Written request: Output all the entries word for word. Omit the pictures.

** Start of Data records **

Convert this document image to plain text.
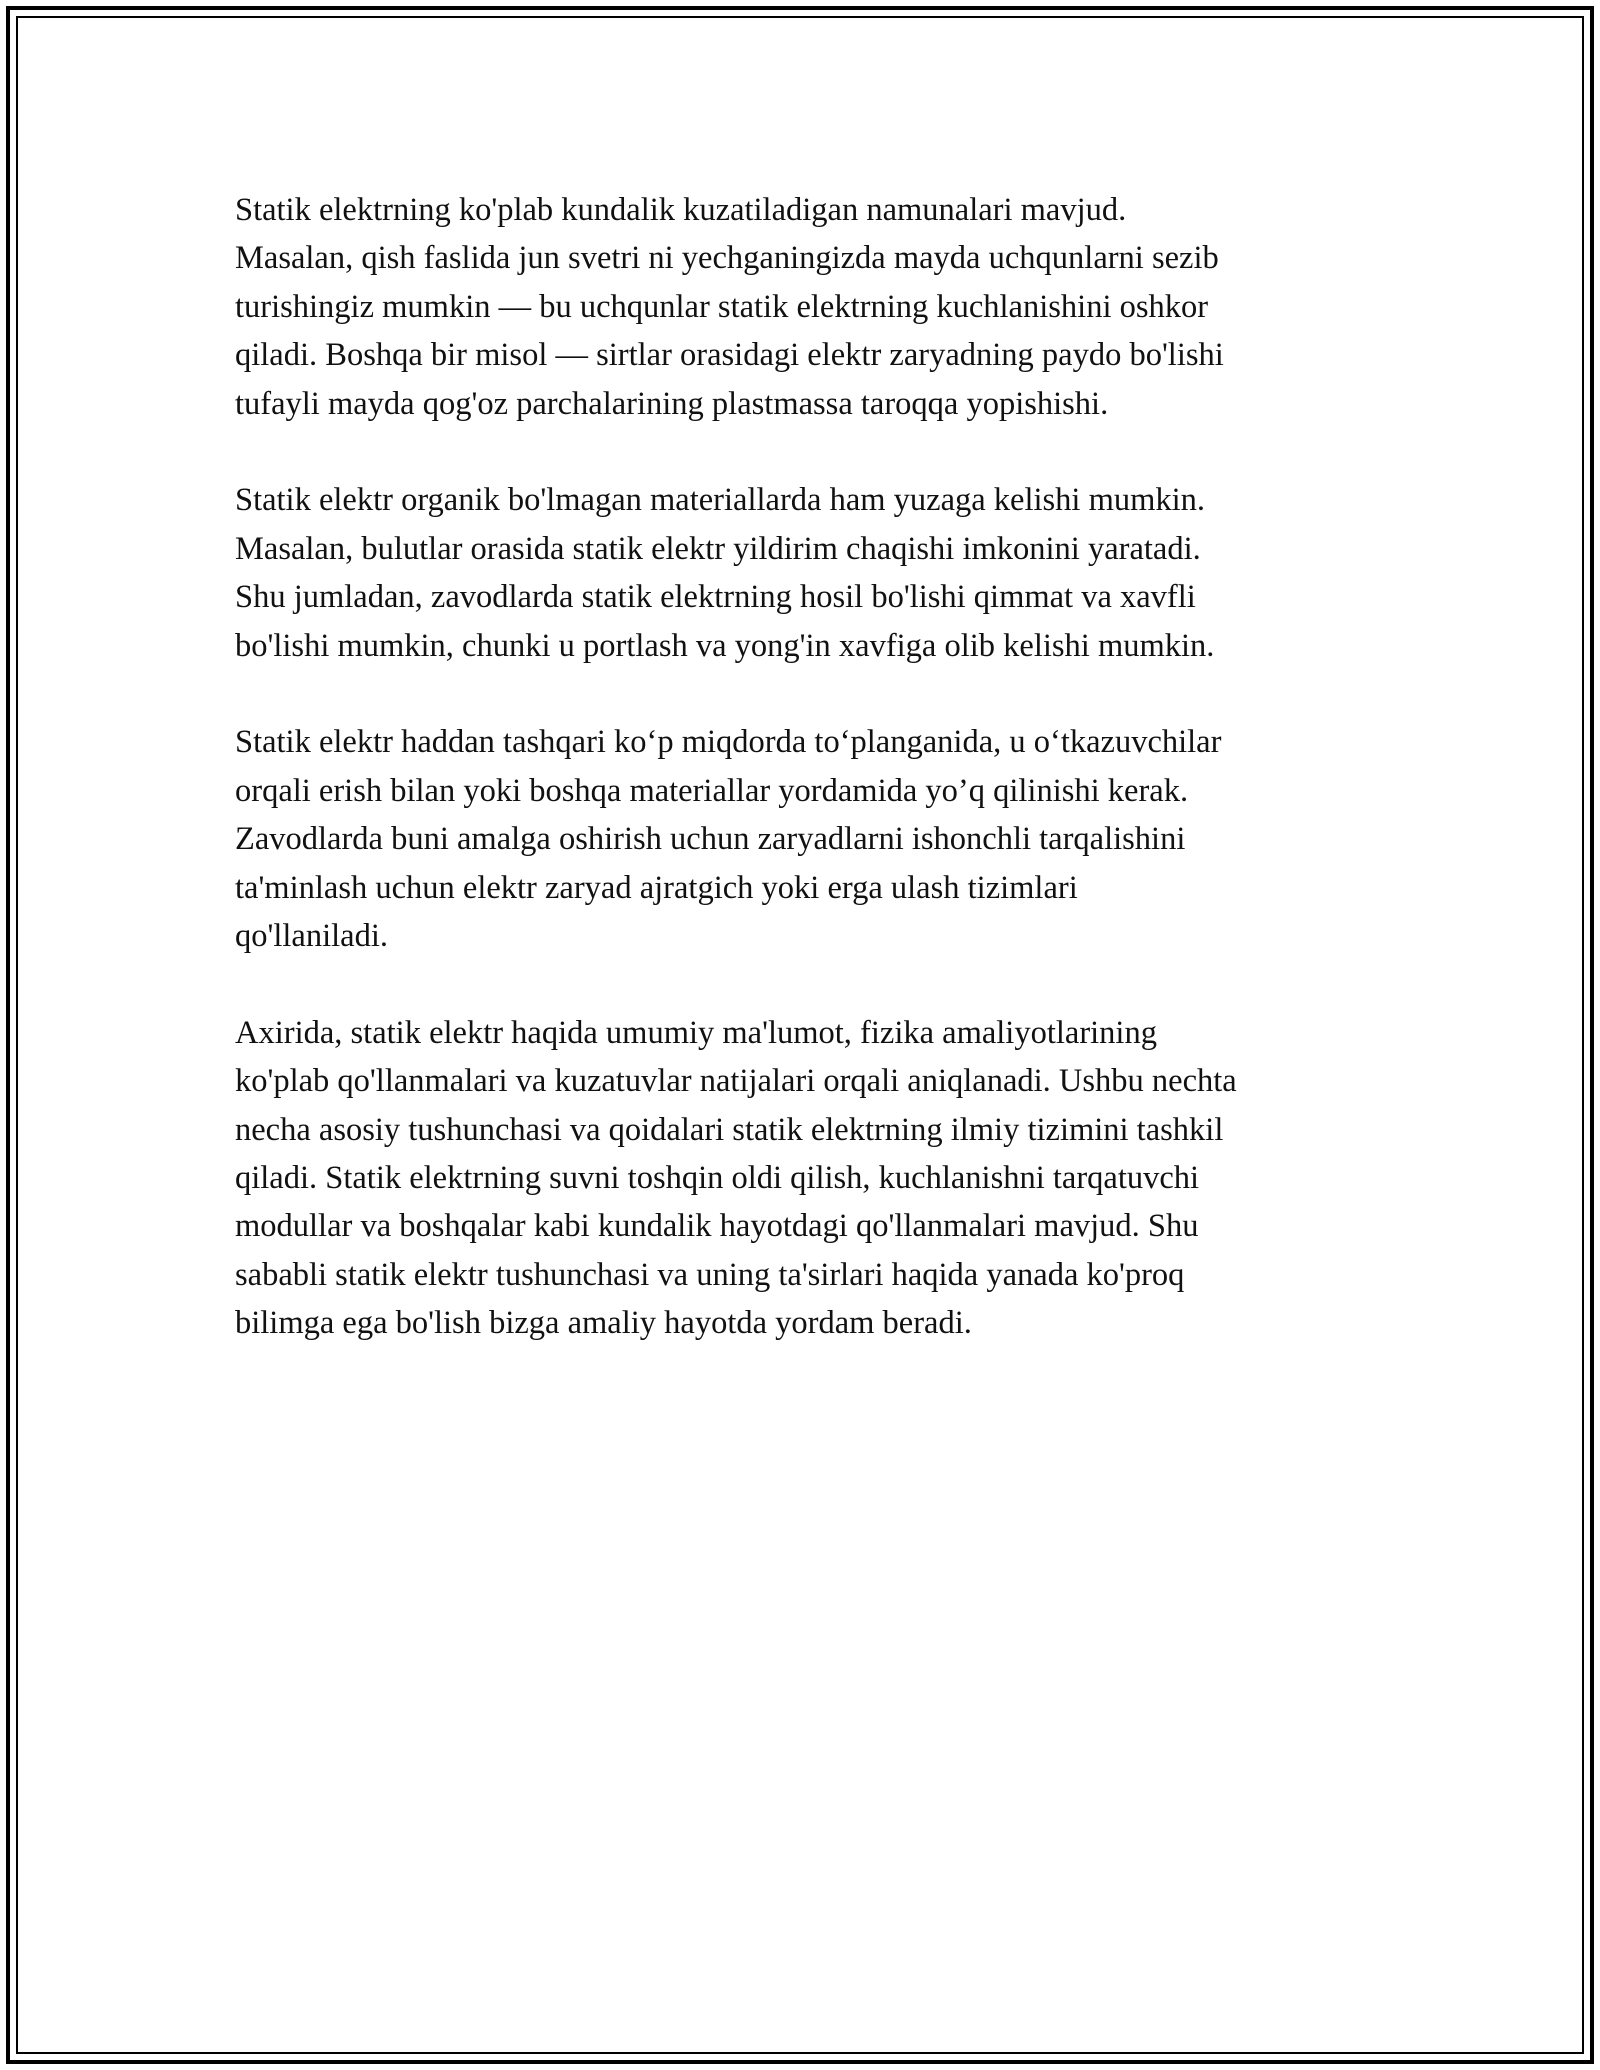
Statik elektrning ko'plab kundalik kuzatiladigan namunalari mavjud.
Masalan, qish faslida jun svetri ni yechganingizda mayda uchqunlarni sezib
turishingiz mumkin — bu uchqunlar statik elektrning kuchlanishini oshkor
qiladi. Boshqa bir misol — sirtlar orasidagi elektr zaryadning paydo bo'lishi
tufayli mayda qog'oz parchalarining plastmassa taroqqa yopishishi.

Statik elektr organik bo'lmagan materiallarda ham yuzaga kelishi mumkin.
Masalan, bulutlar orasida statik elektr yildirim chaqishi imkonini yaratadi.
Shu jumladan, zavodlarda statik elektrning hosil bo'lishi qimmat va xavfli
bo'lishi mumkin, chunki u portlash va yong'in xavfiga olib kelishi mumkin.

Statik elektr haddan tashqari ko‘p miqdorda to‘planganida, u o‘tkazuvchilar
orqali erish bilan yoki boshqa materiallar yordamida yo’q qilinishi kerak.
Zavodlarda buni amalga oshirish uchun zaryadlarni ishonchli tarqalishini
ta'minlash uchun elektr zaryad ajratgich yoki erga ulash tizimlari
qo'llaniladi.

Axirida, statik elektr haqida umumiy ma'lumot, fizika amaliyotlarining
ko'plab qo'llanmalari va kuzatuvlar natijalari orqali aniqlanadi. Ushbu nechta
necha asosiy tushunchasi va qoidalari statik elektrning ilmiy tizimini tashkil
qiladi. Statik elektrning suvni toshqin oldi qilish, kuchlanishni tarqatuvchi
modullar va boshqalar kabi kundalik hayotdagi qo'llanmalari mavjud. Shu
sababli statik elektr tushunchasi va uning ta'sirlari haqida yanada ko'proq
bilimga ega bo'lish bizga amaliy hayotda yordam beradi.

** End of Data records **

The completed task:
Convert this document image to plain text.
Statik elektrning ko'plab kundalik kuzatiladigan namunalari mavjud.
Masalan, qish faslida jun svetri ni yechganingizda mayda uchqunlarni sezib
turishingiz mumkin — bu uchqunlar statik elektrning kuchlanishini oshkor
qiladi. Boshqa bir misol — sirtlar orasidagi elektr zaryadning paydo bo'lishi
tufayli mayda qog'oz parchalarining plastmassa taroqqa yopishishi.

Statik elektr organik bo'lmagan materiallarda ham yuzaga kelishi mumkin.
Masalan, bulutlar orasida statik elektr yildirim chaqishi imkonini yaratadi.
Shu jumladan, zavodlarda statik elektrning hosil bo'lishi qimmat va xavfli
bo'lishi mumkin, chunki u portlash va yong'in xavfiga olib kelishi mumkin.

Statik elektr haddan tashqari ko‘p miqdorda to‘planganida, u o‘tkazuvchilar
orqali erish bilan yoki boshqa materiallar yordamida yo’q qilinishi kerak.
Zavodlarda buni amalga oshirish uchun zaryadlarni ishonchli tarqalishini
ta'minlash uchun elektr zaryad ajratgich yoki erga ulash tizimlari
qo'llaniladi.

Axirida, statik elektr haqida umumiy ma'lumot, fizika amaliyotlarining
ko'plab qo'llanmalari va kuzatuvlar natijalari orqali aniqlanadi. Ushbu nechta
necha asosiy tushunchasi va qoidalari statik elektrning ilmiy tizimini tashkil
qiladi. Statik elektrning suvni toshqin oldi qilish, kuchlanishni tarqatuvchi
modullar va boshqalar kabi kundalik hayotdagi qo'llanmalari mavjud. Shu
sababli statik elektr tushunchasi va uning ta'sirlari haqida yanada ko'proq
bilimga ega bo'lish bizga amaliy hayotda yordam beradi.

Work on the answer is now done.